◆ GIVEN REQUEST ◆
Transcribe the entries below exactly; leave every image out.

◆ STORED DATA ◆
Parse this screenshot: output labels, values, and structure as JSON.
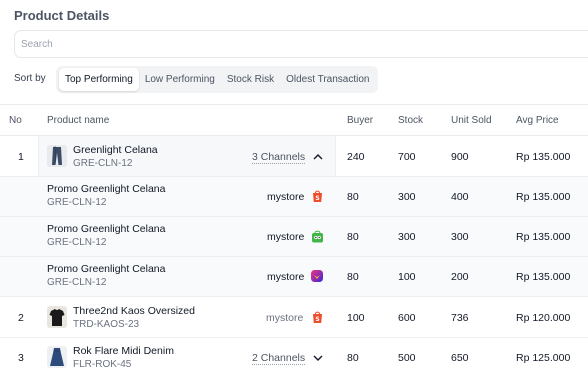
{
  "header": {
    "title": "Product Details"
  },
  "search": {
    "placeholder": "Search"
  },
  "sort": {
    "label": "Sort by",
    "options": [
      "Top Performing",
      "Low Performing",
      "Stock Risk",
      "Oldest Transaction"
    ],
    "active": "Top Performing"
  },
  "table": {
    "columns": {
      "no": "No",
      "product": "Product name",
      "buyer": "Buyer",
      "stock": "Stock",
      "unit_sold": "Unit Sold",
      "avg_price": "Avg Price"
    },
    "rows": [
      {
        "no": "1",
        "name": "Greenlight Celana",
        "sku": "GRE-CLN-12",
        "channels": "3 Channels",
        "buyer": "240",
        "stock": "700",
        "unit_sold": "900",
        "avg_price": "Rp 135.000",
        "thumb_icon": "jeans-icon",
        "expanded": true
      },
      {
        "name": "Promo Greenlight Celana",
        "sku": "GRE-CLN-12",
        "store": "mystore",
        "store_icon": "shopee-icon",
        "buyer": "80",
        "stock": "300",
        "unit_sold": "400",
        "avg_price": "Rp 135.000"
      },
      {
        "name": "Promo Greenlight Celana",
        "sku": "GRE-CLN-12",
        "store": "mystore",
        "store_icon": "tokopedia-icon",
        "buyer": "80",
        "stock": "300",
        "unit_sold": "300",
        "avg_price": "Rp 135.000"
      },
      {
        "name": "Promo Greenlight Celana",
        "sku": "GRE-CLN-12",
        "store": "mystore",
        "store_icon": "lazada-icon",
        "buyer": "80",
        "stock": "100",
        "unit_sold": "200",
        "avg_price": "Rp 135.000"
      },
      {
        "no": "2",
        "name": "Three2nd Kaos Oversized",
        "sku": "TRD-KAOS-23",
        "store": "mystore",
        "store_icon": "shopee-icon",
        "buyer": "100",
        "stock": "600",
        "unit_sold": "736",
        "avg_price": "Rp 120.000",
        "thumb_icon": "tshirt-icon"
      },
      {
        "no": "3",
        "name": "Rok Flare Midi Denim",
        "sku": "FLR-ROK-45",
        "channels": "2 Channels",
        "buyer": "80",
        "stock": "500",
        "unit_sold": "650",
        "avg_price": "Rp 125.000",
        "thumb_icon": "skirt-icon",
        "expanded": false
      }
    ]
  },
  "colors": {
    "shopee": "#ee4d2d",
    "tokopedia": "#42b549",
    "lazada": "#3b2ad6",
    "accent_border": "#e5e7eb"
  }
}
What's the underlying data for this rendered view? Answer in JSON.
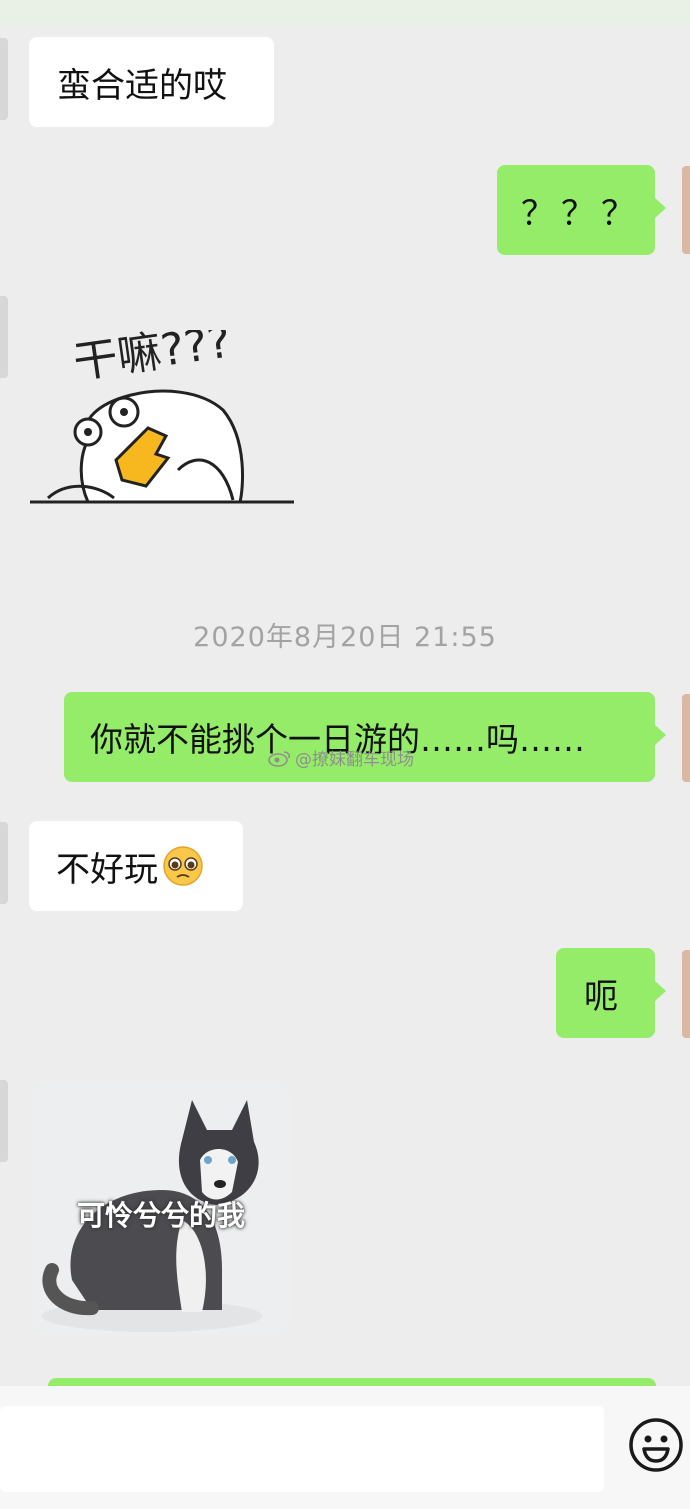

◆ FULL RESPONSE ◆
Parse this screenshot: output labels, values, and structure as JSON.
{
  "header": {
    "title": "Product Details"
  },
  "search": {
    "placeholder": "Search"
  },
  "sort": {
    "label": "Sort by",
    "options": [
      "Top Performing",
      "Low Performing",
      "Stock Risk",
      "Oldest Transaction"
    ],
    "active": "Top Performing"
  },
  "table": {
    "columns": {
      "no": "No",
      "product": "Product name",
      "buyer": "Buyer",
      "stock": "Stock",
      "unit_sold": "Unit Sold",
      "avg_price": "Avg Price"
    },
    "rows": [
      {
        "no": "1",
        "name": "Greenlight Celana",
        "sku": "GRE-CLN-12",
        "channels": "3 Channels",
        "buyer": "240",
        "stock": "700",
        "unit_sold": "900",
        "avg_price": "Rp 135.000",
        "thumb_icon": "jeans-icon",
        "expanded": true
      },
      {
        "name": "Promo Greenlight Celana",
        "sku": "GRE-CLN-12",
        "store": "mystore",
        "store_icon": "shopee-icon",
        "buyer": "80",
        "stock": "300",
        "unit_sold": "400",
        "avg_price": "Rp 135.000"
      },
      {
        "name": "Promo Greenlight Celana",
        "sku": "GRE-CLN-12",
        "store": "mystore",
        "store_icon": "tokopedia-icon",
        "buyer": "80",
        "stock": "300",
        "unit_sold": "300",
        "avg_price": "Rp 135.000"
      },
      {
        "name": "Promo Greenlight Celana",
        "sku": "GRE-CLN-12",
        "store": "mystore",
        "store_icon": "lazada-icon",
        "buyer": "80",
        "stock": "100",
        "unit_sold": "200",
        "avg_price": "Rp 135.000"
      },
      {
        "no": "2",
        "name": "Three2nd Kaos Oversized",
        "sku": "TRD-KAOS-23",
        "store": "mystore",
        "store_icon": "shopee-icon",
        "buyer": "100",
        "stock": "600",
        "unit_sold": "736",
        "avg_price": "Rp 120.000",
        "thumb_icon": "tshirt-icon"
      },
      {
        "no": "3",
        "name": "Rok Flare Midi Denim",
        "sku": "FLR-ROK-45",
        "channels": "2 Channels",
        "buyer": "80",
        "stock": "500",
        "unit_sold": "650",
        "avg_price": "Rp 125.000",
        "thumb_icon": "skirt-icon",
        "expanded": false
      }
    ]
  },
  "colors": {
    "shopee": "#ee4d2d",
    "tokopedia": "#42b549",
    "lazada": "#3b2ad6",
    "accent_border": "#e5e7eb"
  }
}
What's the underlying data for this rendered view? Answer in JSON.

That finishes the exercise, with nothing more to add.